[AIM] Identify the lines holding "术后视力恢复快" and copy them.

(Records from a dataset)
* * *
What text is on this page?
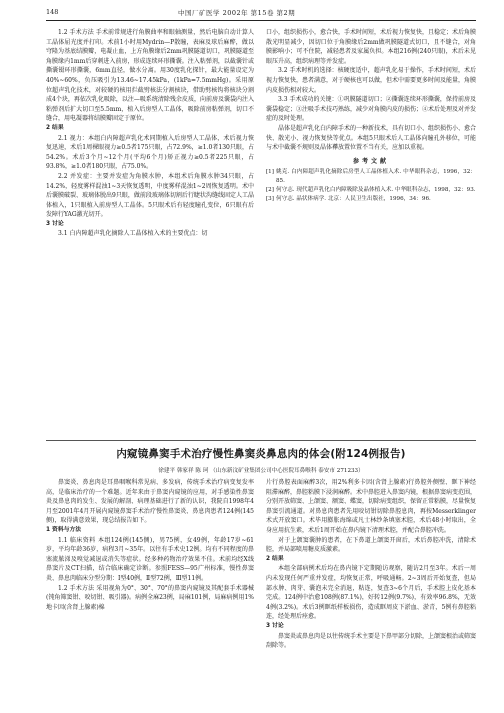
148	中国厂矿医学 2002年 第15卷 第2期

1.2 手术方法 手术前常规进行角膜曲率和眼轴测量，然后电脑自动计算人工晶体屈光度并打印。术前1小时用Mydrin—P散瞳，表麻及球后麻醉，做以穹隆为基底结膜瓣，电凝止血，上方角膜缘后2mm巩膜隧道切口，巩膜隧道至角膜缘内1mm后穿刺进入前房，形成连续环形撕囊。注入粘弹剂，以截囊针或撕囊镊环形撕囊，6mm直径，做水分离。用30度乳化探针，最大能量设定为40%~60%，负压吸引为13.46~17.45kPa，(1kPa=7.5mmHg)。采用原位超声乳化技术，对较硬的核用拦截劈核法分割核块，借助劈核钩将核块分割成4个块，再依次乳化吸除，以注—吸系统清除残余皮质，向前房及囊袋内注入粘弹剂后扩大切口至5.5mm，植入后房型人工晶体，吸除前房粘弹剂，切口不缝合，用电凝器将结膜瓣固定于原位。

2 结果

2.1 视力：本组白内障超声乳化术同期植入后房型人工晶体，术后视力恢复迅速，术后1周裸眼视力≥0.5者175只眼，占72.9%，≥1.0者130只眼，占54.2%。术后3个月~12个月(平均6个月)矫正视力≥0.5者225只眼，占93.8%，≥1.0者180只眼，占75.0%。

2.2 并发症：主要并发症为角膜水肿，本组术后角膜水肿34只眼，占14.2%，轻度雾样混浊1~3天恢复透明，中度雾样混浊1~2周恢复透明。术中后囊膜破裂、玻璃体脱出9只眼，做前段玻璃体切割后行睫状沟缝线固定人工晶体植入，1只眼植入前房型人工晶体。5只眼术后有轻度瞳孔变位，6只眼有后发障行YAG激光切开。

3 讨论

3.1 白内障超声乳化摘除人工晶体植入术的主要优点：切

口小，组织损伤小，愈合快，手术时间短，术后视力恢复快，且稳定；术后角膜散光明显减少，因切口位于角膜缘后2mm做巩膜隧道式切口，且不缝合，对角膜影响小；可不住院，减轻患者及家属负担。本组216例(240只眼)，术后未见眼压升高，组织病理等并发症。

3.2 手术时机的选择：核硬度适中，超声乳化易于操作，手术时间短，术后视力恢复快，患者满意，对于硬核也可以做，但术中需要更多时间及能量，角膜内皮损伤相对较大。

3.3 手术成功的关键：①巩膜隧道切口；②撕囊连续环形撕囊，保持前房及囊袋稳定；③注吸手术技巧熟练，减少对角膜内皮的损伤；④术后处理及对并发症的及时处理。

晶体是超声乳化白内障手术的一种新技术，具有切口小、组织损伤小、愈合快、散光小、视力恢复快等优点。本组5只眼术后人工晶体向瞳孔外移位，可能与术中截囊不规则及晶体襻放置位置不当有关，应加以重视。

参考文献

[1] 姚克. 白内障超声乳化摘除后房型人工晶体植入术. 中华眼科杂志，1996，32：85.

[2] 何守志. 现代超声乳化白内障吸除及晶体植入术. 中华眼科杂志，1998，32：93.

[3] 何守志. 晶状体病学. 北京：人民卫生出版社，1996，34：96.

内窥镜鼻窦手术治疗慢性鼻窦炎鼻息肉的体会(附124例报告)
徐建平 韩家祥 陈 珂 （山东新汶矿业集团公司中心医院耳鼻喉科 泰安市 271233）

鼻窦炎、鼻息肉是耳鼻咽喉科常见病、多发病，传统手术治疗病变复发率高，是临床治疗的一个难题。近年来由于鼻窦内窥镜的应用，对手感染性鼻窦炎及鼻息肉的发生、发展的解剖、病理基础进行了新的认识，我院自1998年4月至2001年4月开展内窥镜鼻窦手术治疗慢性鼻窦炎、鼻息肉患者124例(145侧)，取得满意效果，现总结报告如下。

1 资料与方法

1.1 临床资料 本组124例(145侧)，男75例，女49例，年龄17岁~61岁，平均年龄36岁，病程3月~35年。以往有手术史12例。均有不同程度的鼻塞流脓涕及嗅觉减退或消失等症状。经多种药物治疗效果不佳。术前均经X线鼻窦片及CT扫描，结合临床确定诊断。参照FESS—95广州标准，慢性鼻窦炎、鼻息肉临床分型分期：Ⅰ型40例，Ⅱ型72例，Ⅲ型11例。

1.2 手术方法 采用视角为0°、30°、70°的鼻窦内窥镜及其配套手术器械(钝角筛窦钳、咬切钳、吸引器)。病例全麻23例，局麻101例，局麻病例用1%地卡因(含肾上腺素)棉

片行鼻腔表面麻醉3次，用2%利多卡因(含肾上腺素)行鼻腔外侧壁、眶下神经阻滞麻醉，鼻腔粘膜下浸润麻醉。术中鼻腔进入鼻窦内镜，根据鼻窦病变范围，分别开放筛窦、上颌窦、额窦、蝶窦，切除病变组织，保留正常粘膜，尽量恢复鼻窦引流通道。对鼻息肉患者先用咬切钳切除鼻腔息肉，再按Messerklinger术式开放窦口。术毕用膨胀海绵或凡士林纱条填塞术腔，术后48小时取出，全身应用抗生素，术后1周开始在鼻内镜下清理术腔，并配合鼻腔冲洗。

对于上颌窦囊肿的患者，在下鼻道上颌窦开窗后，术后鼻腔冲洗，清除术腔，并局部喷用糖皮质激素。

2 结果

本组全部病例术后均在鼻内镜下定期随访观察，随访2月至3年。术后一周内未发现任何严重并发症，均恢复正常，呼吸通畅。2~3周后开始复查，但局部水肿、肉芽、囊泡未完全消退，粘连，复查3~6个月后，手术腔上皮化基本完成。124例中治愈108例(87.1%)，好转12例(9.7%)，有效率96.8%，无效4例(3.2%)。术后3例眶纸样板损伤，造成眶周皮下淤血、淤青，5例有鼻腔粘连，经处理后痊愈。

3 讨论

鼻窦炎或鼻息肉是以往传统手术主要是下鼻甲部分切除，上颌窦根治或筛窦刮除等。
* * *
[CORRECT RESULT]
口小，组织损伤小，愈合快，手术时间短，术后视力恢复快，且稳定；术后角膜散光明显减少，因切口位于角膜缘后2mm做巩膜隧道式切口，且不缝合，对角膜影响小；可不住院，减轻患者及家属负担。本组216例(240只眼)，术后未见眼压升高，组织病理等并发症。
3.2 手术时机的选择：核硬度适中，超声乳化易于操作，手术时间短，术后视力恢复快，患者满意，对于硬核也可以做，但术中需要更多时间及能量，角膜内皮损伤相对较大。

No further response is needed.